→ **Work required**
From the entries below, please gather each line containing the string "Without".

→ **Dataset records**
* * *

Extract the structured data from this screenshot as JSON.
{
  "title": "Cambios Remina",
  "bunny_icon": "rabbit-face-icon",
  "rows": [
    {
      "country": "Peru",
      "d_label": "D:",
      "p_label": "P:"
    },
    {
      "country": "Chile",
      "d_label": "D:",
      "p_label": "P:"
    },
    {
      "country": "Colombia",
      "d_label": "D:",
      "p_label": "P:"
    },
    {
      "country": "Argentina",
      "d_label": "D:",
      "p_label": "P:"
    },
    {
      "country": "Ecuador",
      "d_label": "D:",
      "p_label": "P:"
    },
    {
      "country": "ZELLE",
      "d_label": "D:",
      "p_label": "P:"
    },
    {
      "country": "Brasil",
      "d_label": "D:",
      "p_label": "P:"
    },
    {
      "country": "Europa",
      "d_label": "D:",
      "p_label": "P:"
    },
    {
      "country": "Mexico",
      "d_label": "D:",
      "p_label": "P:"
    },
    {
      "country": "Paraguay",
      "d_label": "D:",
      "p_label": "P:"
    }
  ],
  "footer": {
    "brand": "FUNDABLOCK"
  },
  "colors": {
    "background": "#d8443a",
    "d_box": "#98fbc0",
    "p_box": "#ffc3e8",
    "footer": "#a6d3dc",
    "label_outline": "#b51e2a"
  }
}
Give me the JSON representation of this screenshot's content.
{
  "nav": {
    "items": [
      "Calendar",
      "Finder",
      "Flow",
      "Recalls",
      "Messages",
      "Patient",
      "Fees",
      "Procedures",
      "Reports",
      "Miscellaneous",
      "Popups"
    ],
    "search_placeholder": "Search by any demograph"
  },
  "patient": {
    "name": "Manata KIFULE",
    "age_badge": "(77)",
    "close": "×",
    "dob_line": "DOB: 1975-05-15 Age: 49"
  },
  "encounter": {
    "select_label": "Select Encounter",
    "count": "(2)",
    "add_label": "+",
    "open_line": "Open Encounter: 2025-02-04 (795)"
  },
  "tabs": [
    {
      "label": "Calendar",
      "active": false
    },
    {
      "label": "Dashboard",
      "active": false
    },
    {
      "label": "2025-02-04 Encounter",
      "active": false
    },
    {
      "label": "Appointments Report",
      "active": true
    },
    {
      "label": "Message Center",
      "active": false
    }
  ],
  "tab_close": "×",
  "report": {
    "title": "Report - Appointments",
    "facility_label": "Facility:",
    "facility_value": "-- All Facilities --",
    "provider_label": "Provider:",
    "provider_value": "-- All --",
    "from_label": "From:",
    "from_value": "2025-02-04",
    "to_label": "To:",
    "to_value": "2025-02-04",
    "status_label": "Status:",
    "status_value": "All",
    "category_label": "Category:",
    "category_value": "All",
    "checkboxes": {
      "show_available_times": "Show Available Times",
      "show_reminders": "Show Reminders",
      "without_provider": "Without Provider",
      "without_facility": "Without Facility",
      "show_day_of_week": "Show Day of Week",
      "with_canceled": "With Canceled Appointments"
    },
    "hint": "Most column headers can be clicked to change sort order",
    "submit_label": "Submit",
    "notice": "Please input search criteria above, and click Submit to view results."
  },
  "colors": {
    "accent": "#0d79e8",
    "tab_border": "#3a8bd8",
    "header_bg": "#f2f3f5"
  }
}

* * *

→ **Right answer**
      "without_provider": "Without Provider",
      "without_facility": "Without Facility",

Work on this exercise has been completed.